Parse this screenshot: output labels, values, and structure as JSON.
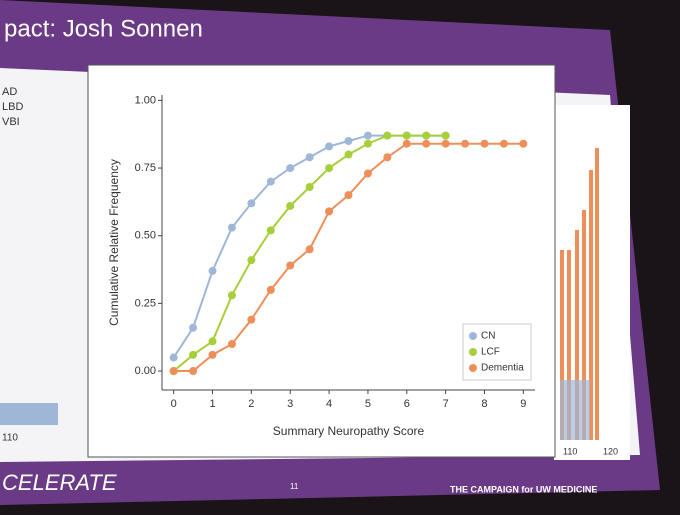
{
  "slide": {
    "title": "pact: Josh Sonnen",
    "side_labels": [
      "AD",
      "LBD",
      "VBI"
    ],
    "left_tick": "110",
    "footer_left": "CELERATE",
    "page_number": "11",
    "footer_right": "THE CAMPAIGN for UW MEDICINE",
    "right_ticks": [
      "110",
      "120"
    ]
  },
  "chart_data": {
    "type": "line",
    "xlabel": "Summary Neuropathy Score",
    "ylabel": "Cumulative Relative Frequency",
    "xlim": [
      -0.3,
      9.3
    ],
    "xticks": [
      0,
      1,
      2,
      3,
      4,
      5,
      6,
      7,
      8,
      9
    ],
    "ylim": [
      -0.07,
      1.02
    ],
    "yticks": [
      {
        "value": 0,
        "label": "0.00"
      },
      {
        "value": 0.25,
        "label": "0.25"
      },
      {
        "value": 0.5,
        "label": "0.50"
      },
      {
        "value": 0.75,
        "label": "0.75"
      },
      {
        "value": 1,
        "label": "1.00"
      }
    ],
    "legend": "lower right",
    "series": [
      {
        "name": "CN",
        "color": "#9fb7d6",
        "x": [
          0,
          0.5,
          1,
          1.5,
          2,
          2.5,
          3,
          3.5,
          4,
          4.5,
          5,
          5.5,
          6,
          6.5,
          7
        ],
        "values": [
          0.05,
          0.16,
          0.37,
          0.53,
          0.62,
          0.7,
          0.75,
          0.79,
          0.83,
          0.85,
          0.87,
          0.87,
          0.87,
          0.87,
          0.87
        ]
      },
      {
        "name": "LCF",
        "color": "#a6cf3a",
        "x": [
          0,
          0.5,
          1,
          1.5,
          2,
          2.5,
          3,
          3.5,
          4,
          4.5,
          5,
          5.5,
          6,
          6.5,
          7
        ],
        "values": [
          0,
          0.06,
          0.11,
          0.28,
          0.41,
          0.52,
          0.61,
          0.68,
          0.75,
          0.8,
          0.84,
          0.87,
          0.87,
          0.87,
          0.87
        ]
      },
      {
        "name": "Dementia",
        "color": "#ee8f5a",
        "x": [
          0,
          0.5,
          1,
          1.5,
          2,
          2.5,
          3,
          3.5,
          4,
          4.5,
          5,
          5.5,
          6,
          6.5,
          7,
          7.5,
          8,
          8.5,
          9
        ],
        "values": [
          0,
          0,
          0.06,
          0.1,
          0.19,
          0.3,
          0.39,
          0.45,
          0.59,
          0.65,
          0.73,
          0.79,
          0.84,
          0.84,
          0.84,
          0.84,
          0.84,
          0.84,
          0.84
        ]
      }
    ]
  }
}
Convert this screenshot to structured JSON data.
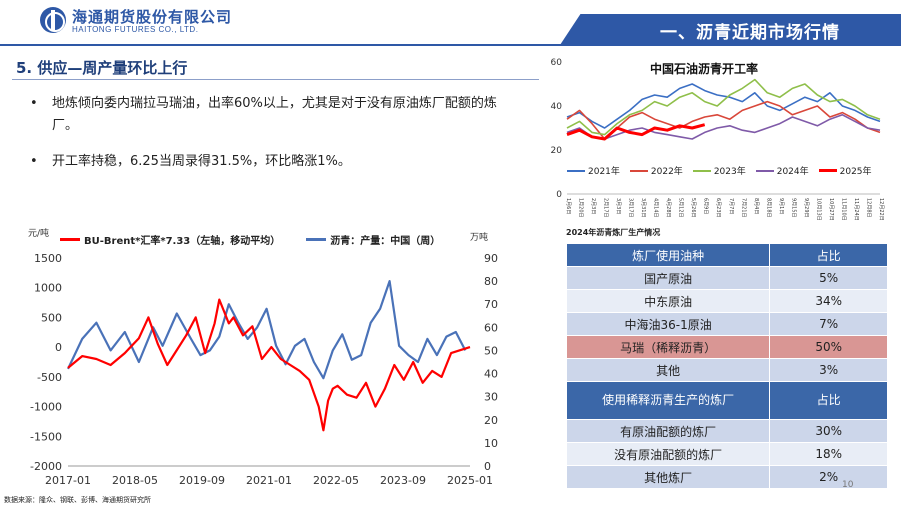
{
  "header": {
    "company_cn": "海通期货股份有限公司",
    "company_en": "HAITONG FUTURES CO., LTD.",
    "section_title": "一、沥青近期市场行情",
    "brand_color": "#2e58a6"
  },
  "slide": {
    "heading": "5. 供应—周产量环比上行",
    "bullets": [
      "地炼倾向委内瑞拉马瑞油，出率60%以上，尤其是对于没有原油炼厂配额的炼厂。",
      "开工率持稳，6.25当周录得31.5%，环比略涨1%。"
    ],
    "bullet_symbol": "•"
  },
  "left_chart_text": {
    "unit_left": "元/吨",
    "unit_right": "万吨"
  },
  "right_chart_text": {
    "title": "中国石油沥青开工率"
  },
  "table": {
    "caption": "2024年沥青炼厂生产情况",
    "header1": [
      "炼厂使用油种",
      "占比"
    ],
    "rows1": [
      [
        "国产原油",
        "5%"
      ],
      [
        "中东原油",
        "34%"
      ],
      [
        "中海油36-1原油",
        "7%"
      ],
      [
        "马瑞（稀释沥青）",
        "50%"
      ],
      [
        "其他",
        "3%"
      ]
    ],
    "header2": [
      "使用稀释沥青生产的炼厂",
      "占比"
    ],
    "rows2": [
      [
        "有原油配额的炼厂",
        "30%"
      ],
      [
        "没有原油配额的炼厂",
        "18%"
      ],
      [
        "其他炼厂",
        "2%"
      ]
    ]
  },
  "footer": {
    "page_number": "10",
    "source": "数据来源：隆众、钢联、彭博、海通期货研究所"
  },
  "chart_data": [
    {
      "type": "line",
      "title": "",
      "xlabel": "",
      "ylabel_left": "元/吨",
      "ylabel_right": "万吨",
      "x_ticks": [
        "2017-01",
        "2018-05",
        "2019-09",
        "2021-01",
        "2022-05",
        "2023-09",
        "2025-01"
      ],
      "y_left_ticks": [
        1500,
        1000,
        500,
        0,
        -500,
        -1000,
        -1500,
        -2000
      ],
      "y_right_ticks": [
        90,
        80,
        70,
        60,
        50,
        40,
        30,
        20,
        10,
        0
      ],
      "ylim_left": [
        -2000,
        1500
      ],
      "ylim_right": [
        0,
        90
      ],
      "x_range": [
        2017.0,
        2025.5
      ],
      "legend_position": "top",
      "grid": false,
      "series": [
        {
          "name": "BU-Brent*汇率*7.33（左轴，移动平均）",
          "axis": "left",
          "color": "#ff0000",
          "x": [
            2017.0,
            2017.3,
            2017.6,
            2017.9,
            2018.2,
            2018.5,
            2018.7,
            2018.9,
            2019.1,
            2019.3,
            2019.5,
            2019.7,
            2019.9,
            2020.1,
            2020.2,
            2020.3,
            2020.4,
            2020.5,
            2020.7,
            2020.9,
            2021.1,
            2021.3,
            2021.5,
            2021.7,
            2021.9,
            2022.1,
            2022.3,
            2022.4,
            2022.5,
            2022.6,
            2022.7,
            2022.9,
            2023.1,
            2023.3,
            2023.5,
            2023.7,
            2023.9,
            2024.1,
            2024.3,
            2024.5,
            2024.7,
            2024.9,
            2025.1,
            2025.3,
            2025.5
          ],
          "y": [
            -350,
            -150,
            -200,
            -300,
            -100,
            150,
            500,
            50,
            -300,
            -50,
            200,
            500,
            -100,
            400,
            800,
            600,
            400,
            500,
            200,
            350,
            -200,
            0,
            -200,
            -300,
            -400,
            -550,
            -1000,
            -1400,
            -900,
            -700,
            -650,
            -800,
            -850,
            -600,
            -1000,
            -700,
            -300,
            -550,
            -250,
            -600,
            -400,
            -500,
            -100,
            -50,
            0
          ]
        },
        {
          "name": "沥青：产量：中国（周）",
          "axis": "right",
          "color": "#4a72b8",
          "x": [
            2017.0,
            2017.3,
            2017.6,
            2017.9,
            2018.2,
            2018.5,
            2018.8,
            2019.0,
            2019.3,
            2019.6,
            2019.8,
            2020.0,
            2020.2,
            2020.4,
            2020.6,
            2020.8,
            2021.0,
            2021.2,
            2021.4,
            2021.6,
            2021.8,
            2022.0,
            2022.2,
            2022.4,
            2022.6,
            2022.8,
            2023.0,
            2023.2,
            2023.4,
            2023.6,
            2023.8,
            2024.0,
            2024.2,
            2024.4,
            2024.6,
            2024.8,
            2025.0,
            2025.2,
            2025.4
          ],
          "y": [
            42,
            55,
            62,
            50,
            58,
            45,
            60,
            52,
            66,
            55,
            48,
            50,
            56,
            70,
            62,
            55,
            60,
            68,
            52,
            44,
            52,
            55,
            45,
            38,
            50,
            57,
            46,
            48,
            62,
            68,
            80,
            52,
            48,
            45,
            55,
            48,
            56,
            58,
            50
          ]
        }
      ]
    },
    {
      "type": "line",
      "title": "中国石油沥青开工率",
      "x_labels": [
        "1月6日",
        "1月20日",
        "2月3日",
        "2月17日",
        "3月3日",
        "3月17日",
        "3月31日",
        "4月14日",
        "4月28日",
        "5月12日",
        "5月26日",
        "6月9日",
        "6月23日",
        "7月7日",
        "7月21日",
        "8月4日",
        "8月18日",
        "9月1日",
        "9月15日",
        "9月29日",
        "10月13日",
        "10月27日",
        "11月10日",
        "11月24日",
        "12月8日",
        "12月22日"
      ],
      "y_ticks": [
        60,
        40,
        20,
        0
      ],
      "ylim": [
        0,
        60
      ],
      "legend_position": "bottom",
      "grid": false,
      "series": [
        {
          "name": "2021年",
          "color": "#3b6fc4",
          "values": [
            35,
            37,
            33,
            30,
            34,
            38,
            43,
            45,
            44,
            48,
            50,
            47,
            45,
            44,
            42,
            46,
            40,
            38,
            41,
            44,
            42,
            46,
            40,
            38,
            35,
            33
          ]
        },
        {
          "name": "2022年",
          "color": "#d9473a",
          "values": [
            34,
            38,
            32,
            25,
            30,
            35,
            37,
            34,
            32,
            30,
            33,
            35,
            36,
            34,
            38,
            40,
            42,
            40,
            36,
            38,
            40,
            35,
            37,
            34,
            30,
            28
          ]
        },
        {
          "name": "2023年",
          "color": "#8fbf4a",
          "values": [
            30,
            33,
            28,
            27,
            32,
            36,
            38,
            42,
            40,
            44,
            46,
            42,
            40,
            45,
            48,
            52,
            46,
            44,
            48,
            50,
            45,
            42,
            43,
            40,
            36,
            34
          ]
        },
        {
          "name": "2024年",
          "color": "#7f5aa8",
          "values": [
            28,
            30,
            26,
            25,
            27,
            29,
            30,
            28,
            27,
            26,
            25,
            28,
            30,
            31,
            29,
            28,
            30,
            32,
            35,
            33,
            31,
            34,
            36,
            33,
            30,
            29
          ]
        },
        {
          "name": "2025年",
          "color": "#ff0000",
          "values": [
            27,
            29,
            26,
            25,
            30,
            28,
            27,
            30,
            29,
            31,
            30,
            31.5
          ]
        }
      ]
    }
  ]
}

* **Stated problem**: Write only the number of lines that include "name".

* **Answer to this exercise**: 10